> **What you are asked to do**
Report how many lines in the entries below contain the string "label". Give only the number.

-- start Listed records --

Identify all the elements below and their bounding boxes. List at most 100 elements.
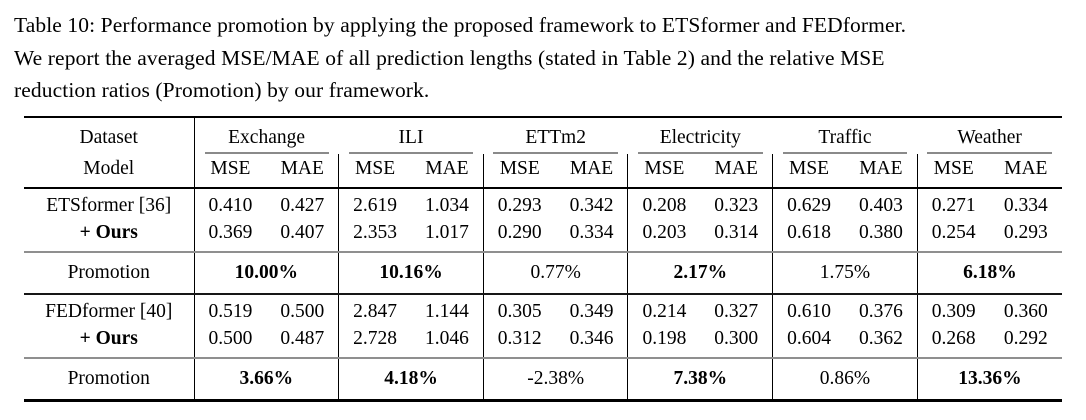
metric-cell: 0.427 (266, 187, 340, 219)
metric-cell: 1.017 (411, 218, 484, 253)
metric-cell: 0.346 (555, 324, 629, 359)
metric-header: MSE (627, 153, 701, 189)
metric-cell: 2.619 (353, 194, 398, 216)
metric-cell: 0.618 (772, 218, 845, 253)
dataset-header-label: Dataset (79, 126, 138, 148)
promotion-cell: 13.36% (917, 357, 1062, 402)
metric-cell: 0.629 (787, 194, 831, 216)
metric-header: MAE (989, 153, 1062, 189)
caption-line: We report the averaged MSE/MAE of all pr… (14, 45, 885, 70)
metric-cell: 0.198 (627, 324, 701, 359)
metric-cell: 1.144 (411, 293, 484, 325)
group-header-traffic: Traffic (773, 117, 918, 154)
promotion-cell: 0.77% (483, 251, 629, 295)
metric-cell: 0.327 (700, 293, 774, 325)
metric-cell: 0.376 (844, 293, 918, 325)
promotion-row-etsformer: Promotion 10.00% 10.16% 0.77% 2.17% 1.75… (24, 251, 1062, 295)
cmidrule (927, 151, 1052, 154)
metric-cell: 2.728 (338, 324, 411, 359)
metric-cell: 0.293 (497, 194, 542, 216)
group-header-ettm2: ETTm2 (483, 117, 628, 154)
table-row-fedformer-ours: + Ours 0.500 0.487 2.728 1.046 0.312 0.3… (24, 324, 1062, 359)
metric-cell: 1.046 (411, 324, 484, 359)
metric-cell: 0.349 (555, 293, 629, 325)
table-caption: Table 10: Performance promotion by apply… (14, 9, 1076, 107)
promotion-cell: 1.75% (772, 251, 918, 295)
model-header-cell: Model (24, 153, 195, 189)
metric-header: MSE (483, 153, 556, 189)
metric-cell: 0.312 (483, 324, 556, 359)
promotion-label: Promotion (24, 251, 195, 295)
results-table: Dataset Exchange ILI ETTm2 Electricity T… (24, 115, 1062, 402)
promotion-cell: 3.66% (194, 357, 340, 402)
metric-cell: 0.360 (1003, 300, 1048, 322)
metric-cell: 0.309 (931, 300, 976, 322)
promotion-cell: 7.38% (627, 357, 774, 402)
row-label: ETSformer [36] (24, 187, 195, 219)
metric-cell: 0.487 (266, 324, 340, 359)
promotion-label: Promotion (24, 357, 195, 402)
promotion-cell: 10.16% (338, 251, 484, 295)
cmidrule (348, 151, 474, 154)
cmidrule (204, 151, 329, 154)
metric-cell: 0.293 (989, 218, 1062, 253)
group-header-row: Dataset Exchange ILI ETTm2 Electricity T… (24, 116, 1062, 154)
metric-cell: 0.362 (844, 324, 918, 359)
group-header-ili: ILI (339, 117, 484, 154)
metric-cell: 2.847 (353, 300, 398, 322)
metric-cell: 0.314 (700, 218, 774, 253)
metric-cell: 0.334 (555, 218, 629, 253)
table-row-fedformer: FEDformer [40] 0.519 0.500 2.847 1.144 0… (24, 293, 1062, 325)
metric-header: MAE (411, 153, 484, 189)
metric-cell: 0.380 (844, 218, 918, 253)
promotion-cell: 0.86% (772, 357, 918, 402)
metric-cell: 0.290 (483, 218, 556, 253)
group-header-weather: Weather (917, 117, 1062, 154)
metric-header: MSE (194, 153, 267, 189)
promotion-row-fedformer: Promotion 3.66% 4.18% -2.38% 7.38% 0.86%… (24, 357, 1062, 402)
metric-cell: 0.254 (917, 218, 990, 253)
metric-cell: 0.407 (266, 218, 340, 253)
metric-cell: 0.610 (787, 300, 831, 322)
metric-cell: 0.334 (1003, 194, 1048, 216)
metric-header: MSE (772, 153, 845, 189)
promotion-cell: 4.18% (338, 357, 484, 402)
promotion-cell: 6.18% (917, 251, 1062, 295)
group-header-exchange: Exchange (194, 117, 339, 154)
metric-cell: 0.268 (917, 324, 990, 359)
promotion-cell: 10.00% (194, 251, 340, 295)
group-header-electricity: Electricity (628, 117, 773, 154)
cmidrule (782, 151, 908, 154)
metric-header: MAE (700, 153, 774, 189)
metric-header-row: Model MSE MAE MSE MAE MSE MAE MSE MAE MS… (24, 153, 1062, 189)
metric-cell: 0.342 (555, 187, 629, 219)
metric-header: MAE (266, 153, 340, 189)
metric-cell: 0.519 (208, 300, 253, 322)
metric-header: MSE (338, 153, 411, 189)
row-label: FEDformer [40] (24, 293, 195, 325)
metric-cell: 0.403 (844, 187, 918, 219)
metric-cell: 0.292 (989, 324, 1062, 359)
promotion-cell: 2.17% (627, 251, 774, 295)
metric-cell: 0.271 (931, 194, 976, 216)
promotion-cell: -2.38% (483, 357, 629, 402)
cmidrule (637, 151, 763, 154)
metric-cell: 0.214 (642, 300, 687, 322)
metric-cell: 0.323 (700, 187, 774, 219)
metric-cell: 2.353 (338, 218, 411, 253)
table-row-etsformer-ours: + Ours 0.369 0.407 2.353 1.017 0.290 0.3… (24, 218, 1062, 253)
metric-header: MAE (555, 153, 629, 189)
metric-cell: 0.604 (772, 324, 845, 359)
row-label: + Ours (24, 218, 195, 253)
cmidrule (493, 151, 618, 154)
metric-cell: 0.500 (266, 293, 340, 325)
caption-line: Table 10: Performance promotion by apply… (14, 13, 907, 37)
caption-line: reduction ratios (Promotion) by our fram… (14, 78, 430, 102)
metric-cell: 0.300 (700, 324, 774, 359)
metric-header: MSE (917, 153, 990, 189)
metric-cell: 1.034 (411, 187, 484, 219)
metric-cell: 0.500 (194, 324, 267, 359)
row-label: + Ours (24, 324, 195, 359)
metric-cell: 0.203 (627, 218, 701, 253)
table-row-etsformer: ETSformer [36] 0.410 0.427 2.619 1.034 0… (24, 187, 1062, 219)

-- end Listed records --

> **Task output**
7